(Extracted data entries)
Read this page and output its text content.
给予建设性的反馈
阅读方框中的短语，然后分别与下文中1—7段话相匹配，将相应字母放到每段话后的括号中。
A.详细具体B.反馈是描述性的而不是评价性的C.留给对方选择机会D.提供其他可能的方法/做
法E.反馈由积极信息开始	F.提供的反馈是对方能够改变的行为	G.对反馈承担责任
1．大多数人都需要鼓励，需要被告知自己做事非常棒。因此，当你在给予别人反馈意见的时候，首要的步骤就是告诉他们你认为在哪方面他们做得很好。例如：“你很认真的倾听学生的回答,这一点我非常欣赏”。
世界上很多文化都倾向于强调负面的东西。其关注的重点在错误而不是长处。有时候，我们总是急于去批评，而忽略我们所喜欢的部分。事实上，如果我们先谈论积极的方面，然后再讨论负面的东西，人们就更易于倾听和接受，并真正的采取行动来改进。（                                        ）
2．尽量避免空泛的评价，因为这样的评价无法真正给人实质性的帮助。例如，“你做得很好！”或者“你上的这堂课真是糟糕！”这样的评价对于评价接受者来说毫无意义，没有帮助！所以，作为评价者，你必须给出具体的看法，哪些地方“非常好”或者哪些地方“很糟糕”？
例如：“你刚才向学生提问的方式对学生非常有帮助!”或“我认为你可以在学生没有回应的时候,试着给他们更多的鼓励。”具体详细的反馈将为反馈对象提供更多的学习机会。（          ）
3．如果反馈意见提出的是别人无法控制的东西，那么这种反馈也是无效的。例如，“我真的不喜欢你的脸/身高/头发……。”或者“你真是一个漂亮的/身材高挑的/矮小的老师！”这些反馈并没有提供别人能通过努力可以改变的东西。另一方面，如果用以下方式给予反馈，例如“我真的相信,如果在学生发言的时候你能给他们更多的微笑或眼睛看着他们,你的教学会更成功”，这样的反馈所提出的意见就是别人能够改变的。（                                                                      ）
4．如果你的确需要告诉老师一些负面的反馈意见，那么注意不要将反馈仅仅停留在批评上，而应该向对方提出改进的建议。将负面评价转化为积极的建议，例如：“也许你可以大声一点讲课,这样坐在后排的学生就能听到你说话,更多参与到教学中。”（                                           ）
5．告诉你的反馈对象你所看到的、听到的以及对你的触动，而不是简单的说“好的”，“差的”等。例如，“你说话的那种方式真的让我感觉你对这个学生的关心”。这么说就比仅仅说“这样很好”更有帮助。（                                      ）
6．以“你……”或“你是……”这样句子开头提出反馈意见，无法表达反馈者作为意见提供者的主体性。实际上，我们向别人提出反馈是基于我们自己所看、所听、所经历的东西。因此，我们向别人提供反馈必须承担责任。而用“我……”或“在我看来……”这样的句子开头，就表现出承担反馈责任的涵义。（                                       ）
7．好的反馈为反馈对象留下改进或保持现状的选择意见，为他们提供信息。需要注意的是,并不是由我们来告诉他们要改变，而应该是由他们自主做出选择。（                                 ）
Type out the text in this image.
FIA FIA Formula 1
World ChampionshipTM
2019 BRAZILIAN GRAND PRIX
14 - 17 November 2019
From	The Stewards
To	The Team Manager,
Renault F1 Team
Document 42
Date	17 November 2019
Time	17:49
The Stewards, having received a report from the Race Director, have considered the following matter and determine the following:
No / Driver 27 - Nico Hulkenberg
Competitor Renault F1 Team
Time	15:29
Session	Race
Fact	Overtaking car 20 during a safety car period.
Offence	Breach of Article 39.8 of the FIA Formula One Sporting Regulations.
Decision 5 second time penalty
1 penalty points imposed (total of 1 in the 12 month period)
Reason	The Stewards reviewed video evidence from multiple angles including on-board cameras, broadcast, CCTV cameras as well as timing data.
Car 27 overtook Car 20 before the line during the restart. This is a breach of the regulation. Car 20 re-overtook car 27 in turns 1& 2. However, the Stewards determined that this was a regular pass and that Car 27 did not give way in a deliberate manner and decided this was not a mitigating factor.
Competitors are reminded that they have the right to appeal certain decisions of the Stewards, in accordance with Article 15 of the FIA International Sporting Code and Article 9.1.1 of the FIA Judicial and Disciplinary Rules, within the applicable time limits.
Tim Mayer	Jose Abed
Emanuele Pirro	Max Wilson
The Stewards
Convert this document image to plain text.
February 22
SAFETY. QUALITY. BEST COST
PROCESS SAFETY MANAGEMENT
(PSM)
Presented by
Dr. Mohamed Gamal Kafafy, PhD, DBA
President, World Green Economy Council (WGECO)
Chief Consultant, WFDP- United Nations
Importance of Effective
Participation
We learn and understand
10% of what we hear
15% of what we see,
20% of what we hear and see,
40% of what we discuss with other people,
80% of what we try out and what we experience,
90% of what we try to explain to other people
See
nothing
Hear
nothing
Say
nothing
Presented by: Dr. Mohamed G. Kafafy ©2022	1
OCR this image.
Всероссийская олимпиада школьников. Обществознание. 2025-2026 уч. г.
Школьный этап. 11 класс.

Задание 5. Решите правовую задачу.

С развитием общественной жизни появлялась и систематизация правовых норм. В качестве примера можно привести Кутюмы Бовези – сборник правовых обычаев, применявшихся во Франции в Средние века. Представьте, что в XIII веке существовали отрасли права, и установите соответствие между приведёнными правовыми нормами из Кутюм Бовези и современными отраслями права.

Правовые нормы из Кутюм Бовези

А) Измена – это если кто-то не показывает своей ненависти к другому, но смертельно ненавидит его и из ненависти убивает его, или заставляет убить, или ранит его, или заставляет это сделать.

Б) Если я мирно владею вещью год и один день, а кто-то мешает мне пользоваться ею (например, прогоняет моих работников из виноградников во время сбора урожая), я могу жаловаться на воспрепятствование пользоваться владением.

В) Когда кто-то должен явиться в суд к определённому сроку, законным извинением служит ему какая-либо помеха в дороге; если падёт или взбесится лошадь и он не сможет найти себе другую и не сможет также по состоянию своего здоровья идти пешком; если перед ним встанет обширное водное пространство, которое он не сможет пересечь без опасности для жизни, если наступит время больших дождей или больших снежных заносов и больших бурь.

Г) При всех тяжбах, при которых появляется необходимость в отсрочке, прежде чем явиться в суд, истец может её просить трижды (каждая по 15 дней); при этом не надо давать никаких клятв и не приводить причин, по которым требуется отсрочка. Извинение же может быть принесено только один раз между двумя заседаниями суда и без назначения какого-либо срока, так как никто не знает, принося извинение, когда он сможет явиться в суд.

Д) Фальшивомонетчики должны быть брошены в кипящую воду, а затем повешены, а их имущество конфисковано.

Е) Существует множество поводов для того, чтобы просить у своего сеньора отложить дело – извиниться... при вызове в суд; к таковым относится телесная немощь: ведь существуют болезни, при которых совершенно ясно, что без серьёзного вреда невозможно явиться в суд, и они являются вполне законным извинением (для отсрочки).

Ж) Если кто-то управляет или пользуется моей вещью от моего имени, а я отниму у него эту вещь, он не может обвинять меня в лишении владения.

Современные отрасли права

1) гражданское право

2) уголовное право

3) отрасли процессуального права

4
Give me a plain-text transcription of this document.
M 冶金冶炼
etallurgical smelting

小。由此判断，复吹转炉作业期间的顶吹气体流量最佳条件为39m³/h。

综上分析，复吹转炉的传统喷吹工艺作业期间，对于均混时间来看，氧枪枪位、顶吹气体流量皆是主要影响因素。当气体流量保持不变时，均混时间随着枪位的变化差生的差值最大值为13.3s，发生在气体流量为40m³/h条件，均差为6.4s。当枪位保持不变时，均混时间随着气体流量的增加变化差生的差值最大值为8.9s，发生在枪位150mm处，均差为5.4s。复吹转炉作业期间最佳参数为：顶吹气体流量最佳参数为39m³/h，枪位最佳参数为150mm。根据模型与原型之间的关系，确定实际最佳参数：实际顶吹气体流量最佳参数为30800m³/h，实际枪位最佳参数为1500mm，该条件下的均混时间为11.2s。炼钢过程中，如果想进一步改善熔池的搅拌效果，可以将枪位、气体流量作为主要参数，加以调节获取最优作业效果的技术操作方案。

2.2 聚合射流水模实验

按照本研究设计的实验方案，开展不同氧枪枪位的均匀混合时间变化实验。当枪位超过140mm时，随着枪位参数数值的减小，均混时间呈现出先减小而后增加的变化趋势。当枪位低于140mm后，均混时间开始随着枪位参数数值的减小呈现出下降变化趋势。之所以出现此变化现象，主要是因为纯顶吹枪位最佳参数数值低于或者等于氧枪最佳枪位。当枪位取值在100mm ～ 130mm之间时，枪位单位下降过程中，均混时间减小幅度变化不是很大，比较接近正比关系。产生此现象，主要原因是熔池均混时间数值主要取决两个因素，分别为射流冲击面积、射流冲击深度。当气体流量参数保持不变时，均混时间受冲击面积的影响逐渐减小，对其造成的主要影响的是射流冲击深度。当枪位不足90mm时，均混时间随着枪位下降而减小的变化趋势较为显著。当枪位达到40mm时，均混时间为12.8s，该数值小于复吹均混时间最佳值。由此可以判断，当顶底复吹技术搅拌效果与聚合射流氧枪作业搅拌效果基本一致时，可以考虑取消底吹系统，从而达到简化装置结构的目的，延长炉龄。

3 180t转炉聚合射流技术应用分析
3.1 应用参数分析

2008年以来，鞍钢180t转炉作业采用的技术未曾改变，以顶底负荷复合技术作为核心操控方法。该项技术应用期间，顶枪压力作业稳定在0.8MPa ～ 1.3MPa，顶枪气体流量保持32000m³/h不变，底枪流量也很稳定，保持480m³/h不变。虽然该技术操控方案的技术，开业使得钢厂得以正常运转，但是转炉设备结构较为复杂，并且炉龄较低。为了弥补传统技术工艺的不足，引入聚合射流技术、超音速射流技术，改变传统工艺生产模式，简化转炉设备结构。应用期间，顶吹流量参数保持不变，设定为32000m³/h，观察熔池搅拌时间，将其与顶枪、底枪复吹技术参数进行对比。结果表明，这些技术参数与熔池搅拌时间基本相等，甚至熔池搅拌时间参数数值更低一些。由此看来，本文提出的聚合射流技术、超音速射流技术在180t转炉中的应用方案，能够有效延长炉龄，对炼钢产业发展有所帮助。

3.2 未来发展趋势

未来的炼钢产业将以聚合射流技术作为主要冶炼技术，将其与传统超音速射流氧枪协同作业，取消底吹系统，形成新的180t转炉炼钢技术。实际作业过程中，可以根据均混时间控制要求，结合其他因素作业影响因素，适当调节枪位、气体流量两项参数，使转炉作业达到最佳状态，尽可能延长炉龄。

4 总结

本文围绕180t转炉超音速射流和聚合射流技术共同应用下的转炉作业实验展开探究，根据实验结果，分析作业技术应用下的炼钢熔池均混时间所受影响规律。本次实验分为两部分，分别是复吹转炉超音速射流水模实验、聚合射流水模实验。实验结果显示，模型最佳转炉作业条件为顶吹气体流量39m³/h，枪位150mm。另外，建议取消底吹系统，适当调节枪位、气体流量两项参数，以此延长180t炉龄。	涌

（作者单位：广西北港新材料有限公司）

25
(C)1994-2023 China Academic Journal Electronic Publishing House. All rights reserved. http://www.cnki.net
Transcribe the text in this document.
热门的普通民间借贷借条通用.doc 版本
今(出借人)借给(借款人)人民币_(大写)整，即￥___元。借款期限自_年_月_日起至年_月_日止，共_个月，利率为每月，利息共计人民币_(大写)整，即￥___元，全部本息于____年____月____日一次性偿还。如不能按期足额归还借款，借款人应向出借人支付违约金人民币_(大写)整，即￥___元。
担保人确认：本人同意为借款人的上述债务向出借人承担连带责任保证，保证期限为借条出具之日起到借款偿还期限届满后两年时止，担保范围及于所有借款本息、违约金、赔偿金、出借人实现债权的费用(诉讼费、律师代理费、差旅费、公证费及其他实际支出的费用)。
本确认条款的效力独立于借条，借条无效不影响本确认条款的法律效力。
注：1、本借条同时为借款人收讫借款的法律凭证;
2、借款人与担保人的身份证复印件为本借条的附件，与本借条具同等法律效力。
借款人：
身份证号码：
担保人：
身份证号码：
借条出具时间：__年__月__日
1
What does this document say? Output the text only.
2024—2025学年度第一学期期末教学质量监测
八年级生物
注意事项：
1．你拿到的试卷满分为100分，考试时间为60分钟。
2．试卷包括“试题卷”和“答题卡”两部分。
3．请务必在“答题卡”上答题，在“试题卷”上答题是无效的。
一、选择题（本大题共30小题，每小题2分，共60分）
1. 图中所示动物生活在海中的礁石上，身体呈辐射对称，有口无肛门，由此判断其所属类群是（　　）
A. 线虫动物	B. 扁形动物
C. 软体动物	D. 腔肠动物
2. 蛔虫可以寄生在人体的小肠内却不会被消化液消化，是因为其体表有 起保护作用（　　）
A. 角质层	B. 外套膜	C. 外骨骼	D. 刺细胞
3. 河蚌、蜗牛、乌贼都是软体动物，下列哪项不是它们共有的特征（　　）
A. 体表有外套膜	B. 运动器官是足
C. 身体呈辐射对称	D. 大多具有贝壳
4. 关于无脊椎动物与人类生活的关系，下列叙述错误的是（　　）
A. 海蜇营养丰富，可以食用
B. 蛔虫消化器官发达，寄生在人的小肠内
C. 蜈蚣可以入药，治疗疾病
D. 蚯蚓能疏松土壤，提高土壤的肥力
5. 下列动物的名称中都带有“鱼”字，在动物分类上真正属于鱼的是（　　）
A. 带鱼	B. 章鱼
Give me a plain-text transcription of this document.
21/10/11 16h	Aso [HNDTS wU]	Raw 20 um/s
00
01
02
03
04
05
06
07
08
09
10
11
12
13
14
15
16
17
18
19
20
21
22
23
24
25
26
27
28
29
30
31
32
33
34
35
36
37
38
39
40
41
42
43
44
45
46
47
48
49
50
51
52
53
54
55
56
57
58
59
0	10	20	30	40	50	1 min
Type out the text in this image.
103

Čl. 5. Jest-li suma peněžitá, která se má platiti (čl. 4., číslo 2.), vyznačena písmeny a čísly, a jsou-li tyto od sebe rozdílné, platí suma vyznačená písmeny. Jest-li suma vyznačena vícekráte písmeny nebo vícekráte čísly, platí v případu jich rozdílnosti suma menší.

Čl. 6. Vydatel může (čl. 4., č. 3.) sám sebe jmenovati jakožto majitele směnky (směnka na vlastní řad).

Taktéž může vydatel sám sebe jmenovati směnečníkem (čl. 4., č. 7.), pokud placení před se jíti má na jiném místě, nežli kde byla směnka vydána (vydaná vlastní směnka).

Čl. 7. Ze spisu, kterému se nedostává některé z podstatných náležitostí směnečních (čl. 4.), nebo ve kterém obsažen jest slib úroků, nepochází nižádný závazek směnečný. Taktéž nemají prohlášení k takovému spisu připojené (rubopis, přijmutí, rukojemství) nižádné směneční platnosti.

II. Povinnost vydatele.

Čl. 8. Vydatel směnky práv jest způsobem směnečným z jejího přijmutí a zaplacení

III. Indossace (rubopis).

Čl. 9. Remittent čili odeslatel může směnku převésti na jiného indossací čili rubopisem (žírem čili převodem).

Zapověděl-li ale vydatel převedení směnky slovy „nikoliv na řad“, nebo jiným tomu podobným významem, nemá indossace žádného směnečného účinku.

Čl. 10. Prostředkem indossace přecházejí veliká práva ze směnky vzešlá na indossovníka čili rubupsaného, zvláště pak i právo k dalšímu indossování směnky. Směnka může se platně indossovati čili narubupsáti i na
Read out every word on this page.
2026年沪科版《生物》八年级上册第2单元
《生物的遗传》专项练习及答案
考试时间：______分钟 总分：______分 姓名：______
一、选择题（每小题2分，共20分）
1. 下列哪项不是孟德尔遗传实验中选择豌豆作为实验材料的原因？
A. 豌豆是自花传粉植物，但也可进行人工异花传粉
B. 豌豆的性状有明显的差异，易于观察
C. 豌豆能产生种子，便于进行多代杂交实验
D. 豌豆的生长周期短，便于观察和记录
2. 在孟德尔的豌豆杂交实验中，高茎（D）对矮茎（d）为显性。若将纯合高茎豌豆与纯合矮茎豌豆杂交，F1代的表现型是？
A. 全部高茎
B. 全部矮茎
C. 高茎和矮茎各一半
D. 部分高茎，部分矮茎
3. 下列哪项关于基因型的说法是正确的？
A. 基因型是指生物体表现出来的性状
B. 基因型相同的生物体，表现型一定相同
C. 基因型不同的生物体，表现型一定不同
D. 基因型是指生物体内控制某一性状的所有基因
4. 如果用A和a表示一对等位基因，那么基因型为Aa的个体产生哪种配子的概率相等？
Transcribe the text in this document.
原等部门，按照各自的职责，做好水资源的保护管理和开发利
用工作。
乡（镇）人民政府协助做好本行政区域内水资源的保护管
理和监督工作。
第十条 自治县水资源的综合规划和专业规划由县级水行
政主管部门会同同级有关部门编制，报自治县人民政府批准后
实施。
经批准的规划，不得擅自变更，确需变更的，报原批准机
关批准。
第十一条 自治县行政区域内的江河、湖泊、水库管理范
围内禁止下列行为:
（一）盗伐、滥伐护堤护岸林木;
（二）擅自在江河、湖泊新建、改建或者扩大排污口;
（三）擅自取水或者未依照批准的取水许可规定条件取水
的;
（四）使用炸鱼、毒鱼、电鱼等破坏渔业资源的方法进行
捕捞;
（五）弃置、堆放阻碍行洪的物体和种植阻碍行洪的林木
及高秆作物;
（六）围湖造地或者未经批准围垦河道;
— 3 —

**Goal of the exercise**
Find how many lines of the material carry the string "November". Only the number should be in the answer.

**Output of the task**
2